EXTRACT TO READ
Perry: Yeah. And I'm like, wow, that sounds like fun. And I just closed my door. Literally, went to the airport, got on a plane and flew to America. They had told me I was going to be living in Los Angeles, because they thought I probably didn't know the United States, so they were just helping me to geographically look at the globe and say "oh, that's where you'll be". It wasn't Los Angeles - it was Irvine, which is south down the coast. And as you go south down from Los Angeles, it is beautiful down there. You know, as you're going down that coast, you're like, woah, what a great place this is to live. And I got an apartment down by the ocean, it was just... compared to where I was in England, it was like a holiday...
Kikizo: So uh, where were you in England? Because you were born in Ireland, right?
Perry: I was living in Egham in Surry.
Kikizo: Right.
Perry: You know, Egham's cool, but it's not the uh... it's not like living by the ocean in California! [laughs]
Kikizo: Well, on that show I mentioned - you might remember it, I know Violet Berlin does - strolling along that beach with you for the interview. The beach certainly looked nice.
Perry: Yeah, I remember!
Kikizo: Can you summarise your current hot talking point, cloud gaming?
Perry: Yeah, I like to give a little bit of a long term future, just for fun. So I explain a little bit about what will happen if we take the media off the consoles we have today. If we take away the DVD drives, and turn them into little digital distribution boxes. And that's kind of the first step. And then I look at the second step, where you think about hardware affordability. So say your PlayStation 3 is like really expensive, and the next one is twice the price again, and the one after that is ten times the price. At some point it's just going to get out of control. But, people would love to play those games, right? So in a weird way it's back to the old arcade days: in the arcade days, you paid to go to somewhere to play something you couldn't afford to buy. You know, no one was buying Daytona machines, and whatever other machines, because they were just too expensive. So you go there, you pay, you play, you leave. Imagine if that's done virtually... imagine there's a machine out there that's a million dollars of hardware, that will serve you the most photo-real driving experience possible, and then that's served to a new kind of box. And that box is a lot simpler; instead of that box costing... well, just imagine the box costs fifty bucks. So it's nothing more that a receiver, and a sender. So it sends your control inputs to the server, and gives you back the visuals.

TASK OBJECTIVE
Extend the interview with Perry above, starting right after his line "So it sends your control inputs to the server, and gives you back the visuals."

EXCERPTED RECORDS
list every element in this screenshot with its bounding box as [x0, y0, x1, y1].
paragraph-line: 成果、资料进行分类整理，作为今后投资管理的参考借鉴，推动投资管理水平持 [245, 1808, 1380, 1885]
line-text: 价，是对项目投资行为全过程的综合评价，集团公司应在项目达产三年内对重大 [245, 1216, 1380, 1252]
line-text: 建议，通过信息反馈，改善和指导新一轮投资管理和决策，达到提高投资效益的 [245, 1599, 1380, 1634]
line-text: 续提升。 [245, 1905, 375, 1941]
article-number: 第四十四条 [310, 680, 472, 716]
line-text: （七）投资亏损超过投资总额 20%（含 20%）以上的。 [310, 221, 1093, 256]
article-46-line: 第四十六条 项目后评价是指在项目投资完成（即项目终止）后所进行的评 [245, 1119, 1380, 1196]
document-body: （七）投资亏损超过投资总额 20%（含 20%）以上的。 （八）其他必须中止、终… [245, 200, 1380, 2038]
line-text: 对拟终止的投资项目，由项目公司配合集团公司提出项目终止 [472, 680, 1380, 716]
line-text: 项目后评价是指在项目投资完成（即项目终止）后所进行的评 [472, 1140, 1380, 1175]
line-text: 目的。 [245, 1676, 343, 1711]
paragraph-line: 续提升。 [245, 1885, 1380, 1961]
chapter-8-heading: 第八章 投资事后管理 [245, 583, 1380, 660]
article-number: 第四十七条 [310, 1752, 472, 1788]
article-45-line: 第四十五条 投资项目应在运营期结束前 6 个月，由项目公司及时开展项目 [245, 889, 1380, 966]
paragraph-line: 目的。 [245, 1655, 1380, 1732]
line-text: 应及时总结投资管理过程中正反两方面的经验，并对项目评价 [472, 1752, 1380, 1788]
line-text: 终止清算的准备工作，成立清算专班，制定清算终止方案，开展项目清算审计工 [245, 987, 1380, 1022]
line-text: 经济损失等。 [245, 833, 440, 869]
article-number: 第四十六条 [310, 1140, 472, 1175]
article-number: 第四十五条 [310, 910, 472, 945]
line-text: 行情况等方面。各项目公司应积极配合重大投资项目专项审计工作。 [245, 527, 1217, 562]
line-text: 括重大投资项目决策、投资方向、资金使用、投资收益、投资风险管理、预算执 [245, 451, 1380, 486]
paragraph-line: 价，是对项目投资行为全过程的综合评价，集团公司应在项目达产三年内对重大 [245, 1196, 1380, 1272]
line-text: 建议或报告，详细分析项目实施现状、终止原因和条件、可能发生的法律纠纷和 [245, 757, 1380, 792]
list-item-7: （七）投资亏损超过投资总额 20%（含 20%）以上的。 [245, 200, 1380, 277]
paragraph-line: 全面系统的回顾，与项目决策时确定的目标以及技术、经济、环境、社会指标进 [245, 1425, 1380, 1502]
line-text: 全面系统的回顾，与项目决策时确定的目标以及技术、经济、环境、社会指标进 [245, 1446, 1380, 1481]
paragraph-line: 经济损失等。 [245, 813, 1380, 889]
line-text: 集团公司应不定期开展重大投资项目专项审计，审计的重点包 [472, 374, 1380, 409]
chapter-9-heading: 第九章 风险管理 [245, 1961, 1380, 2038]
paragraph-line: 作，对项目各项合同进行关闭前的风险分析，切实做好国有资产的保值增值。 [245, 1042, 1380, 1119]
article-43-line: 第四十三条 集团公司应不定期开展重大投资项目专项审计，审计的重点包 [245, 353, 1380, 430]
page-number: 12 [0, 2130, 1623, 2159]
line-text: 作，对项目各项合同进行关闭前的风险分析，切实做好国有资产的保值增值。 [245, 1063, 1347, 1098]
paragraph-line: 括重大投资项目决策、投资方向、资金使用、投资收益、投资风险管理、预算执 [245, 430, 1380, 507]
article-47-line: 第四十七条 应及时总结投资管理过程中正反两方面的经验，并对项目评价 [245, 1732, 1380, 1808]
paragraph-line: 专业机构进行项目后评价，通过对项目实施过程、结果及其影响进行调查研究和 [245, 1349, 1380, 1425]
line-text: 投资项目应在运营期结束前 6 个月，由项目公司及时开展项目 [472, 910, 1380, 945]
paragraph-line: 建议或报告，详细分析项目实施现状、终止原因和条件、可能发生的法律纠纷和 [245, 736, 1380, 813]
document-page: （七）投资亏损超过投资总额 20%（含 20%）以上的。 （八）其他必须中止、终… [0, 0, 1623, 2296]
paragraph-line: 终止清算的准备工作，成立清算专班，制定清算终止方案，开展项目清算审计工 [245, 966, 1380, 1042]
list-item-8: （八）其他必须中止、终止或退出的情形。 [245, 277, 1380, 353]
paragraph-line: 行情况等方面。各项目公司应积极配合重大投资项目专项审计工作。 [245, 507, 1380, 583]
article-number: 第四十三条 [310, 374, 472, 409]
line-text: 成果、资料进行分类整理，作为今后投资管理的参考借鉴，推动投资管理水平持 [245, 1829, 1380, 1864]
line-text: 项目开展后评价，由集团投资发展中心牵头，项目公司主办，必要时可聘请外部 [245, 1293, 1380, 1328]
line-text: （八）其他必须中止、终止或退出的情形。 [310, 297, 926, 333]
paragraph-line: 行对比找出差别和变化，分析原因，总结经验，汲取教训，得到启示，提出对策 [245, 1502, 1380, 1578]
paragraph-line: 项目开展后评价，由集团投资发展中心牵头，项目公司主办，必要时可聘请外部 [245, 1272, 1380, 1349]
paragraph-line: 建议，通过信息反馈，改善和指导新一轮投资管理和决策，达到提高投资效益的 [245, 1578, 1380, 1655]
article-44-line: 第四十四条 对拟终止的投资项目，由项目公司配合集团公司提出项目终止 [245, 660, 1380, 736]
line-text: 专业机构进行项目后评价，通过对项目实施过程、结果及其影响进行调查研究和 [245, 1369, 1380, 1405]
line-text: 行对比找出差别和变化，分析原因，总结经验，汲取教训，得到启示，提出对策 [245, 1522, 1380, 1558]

RESPONSE TO THE EXERCISE
Kikizo: The bandwidth issue to do that will not be an issue - arguably it's just on the horizon, right?
Perry: It's technically five years away - technically solvable within five years. But to do it really well, you would have to put the servers in all major cities. So my kind of joke is that, Google is looking for major problems to solve - I was at an investor meeting and someone asked them: how do you get Google excited about something to invest in? And they said, "think of something that's really cool, that's really, really difficult to scale it that big - like, think impossibly big to scale" - and this is the kind of problem that if they did it right, and if they put enough computing power in the major cities, so that we could get the latency speed - it's completely doable. I talked to a guy from IBM the other night, and they're very excited about this kind of idea - like "cloud computing" for gaming. And I personally think that would be amazing.
It would just change the paradigm of you having to buy and own the hardware. You know, the next PlayStation 3, "oh we're going to offer you an 80GB hard drive..." - we don't need it any more. There's no hard drive; everything's stored on external servers. The first taste of this is Facebook. Facebook has 8,000 applications, and they're all sitting on their servers, and I just basically go "I'd like that one, I'd like to add that to my account," - and it just goes [clicks fingers] - "added" - because it's already got it. There's no install button, because you don't need to; there's no install cycle. And then the third part is play, so you just go add, play, and you're playing that thing. That just gives you a taste. Imagine that is now like a 3D experience, like a state of the art thing.